◆ **TO DO**
From the data that follows, copy every line holding the string "كريب".

◆ **PROVIDED INFORMATION**

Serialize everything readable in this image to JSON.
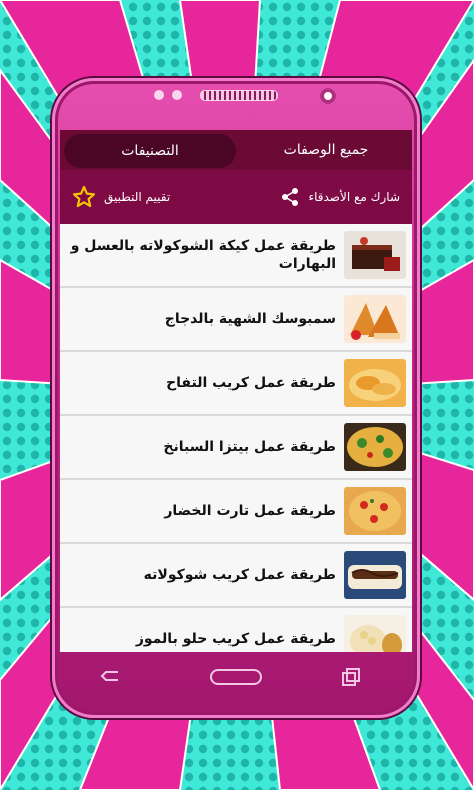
{
  "tabs": [
    {
      "label": "جميع الوصفات"
    },
    {
      "label": "التصنيفات",
      "active": true
    }
  ],
  "actions": {
    "share_label": "شارك مع الأصدقاء",
    "rate_label": "تقييم التطبيق"
  },
  "recipes": [
    {
      "title": "طريقة عمل كيكة الشوكولاته بالعسل و البهارات",
      "thumb": "chocolate-cake"
    },
    {
      "title": "سمبوسك الشهية  بالدجاج",
      "thumb": "samosa"
    },
    {
      "title": "طريقة عمل كريب التفاح",
      "thumb": "apple-crepe"
    },
    {
      "title": "طريقة عمل بيتزا السبانخ",
      "thumb": "spinach-pizza"
    },
    {
      "title": "طريقة عمل تارت الخضار",
      "thumb": "veg-tart"
    },
    {
      "title": "طريقة عمل كريب شوكولاته",
      "thumb": "chocolate-crepe"
    },
    {
      "title": "طريقة عمل كريب حلو بالموز",
      "thumb": "banana-crepe"
    }
  ],
  "colors": {
    "tab_bar": "#6a0a35",
    "action_bar": "#7e0a45",
    "phone_body": "#c42487",
    "star": "#f5c400"
  }
}
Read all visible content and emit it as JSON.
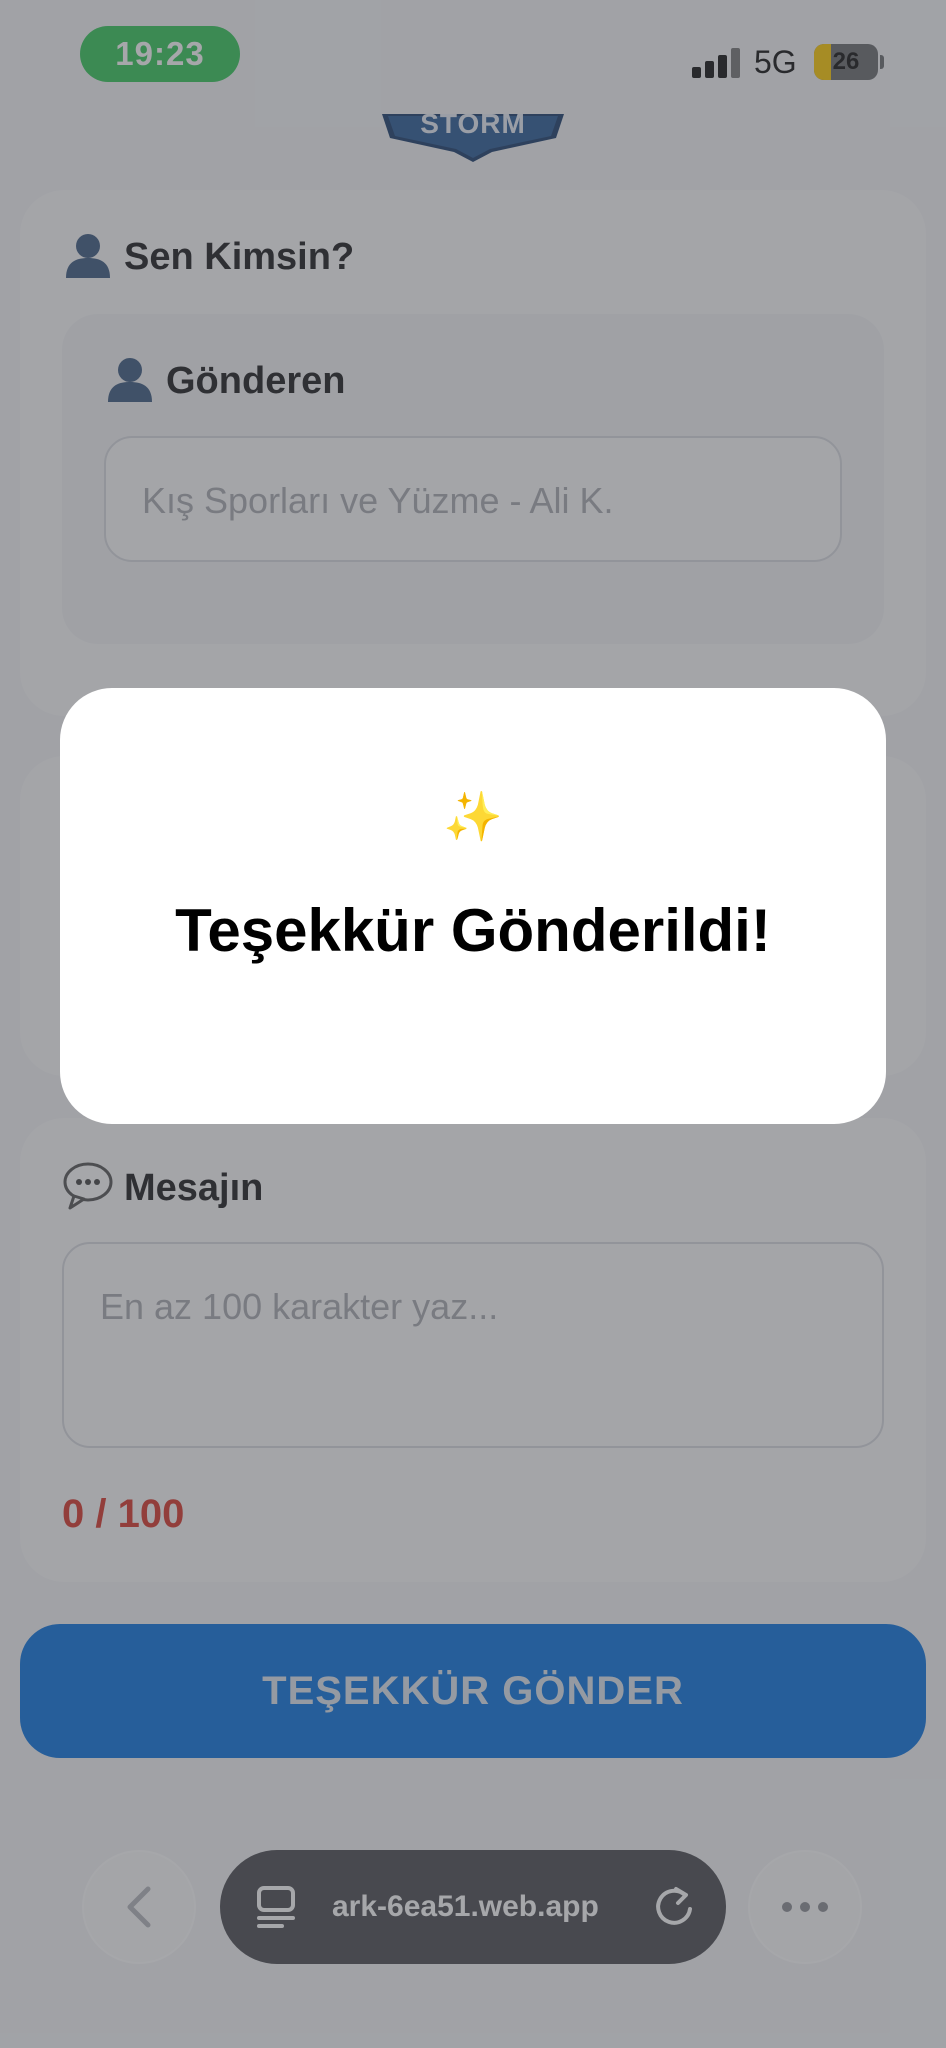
{
  "status_bar": {
    "time": "19:23",
    "network": "5G",
    "battery_level": "26"
  },
  "logo": {
    "text": "STORM"
  },
  "sender_section": {
    "title_icon": "bust-silhouette-icon",
    "title": "Sen Kimsin?",
    "inner_title_icon": "bust-silhouette-icon",
    "inner_title": "Gönderen",
    "input_placeholder": "Kış Sporları ve Yüzme - Ali K."
  },
  "message_section": {
    "title_icon": "speech-bubble-icon",
    "title": "Mesajın",
    "textarea_placeholder": "En az 100 karakter yaz...",
    "counter": "0 / 100"
  },
  "submit": {
    "label": "TEŞEKKÜR GÖNDER"
  },
  "browser_bar": {
    "url": "ark-6ea51.web.app"
  },
  "modal": {
    "icon": "sparkles-icon",
    "icon_glyph": "✨",
    "title": "Teşekkür Gönderildi!"
  },
  "colors": {
    "accent": "#0a74e0",
    "counter_red": "#d9372b",
    "status_green": "#34c759"
  }
}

◆ **SOLUTION TO THIS TASK**
      "title": "طريقة عمل كريب التفاح",
      "title": "طريقة عمل كريب شوكولاته",
      "title": "طريقة عمل كريب حلو بالموز",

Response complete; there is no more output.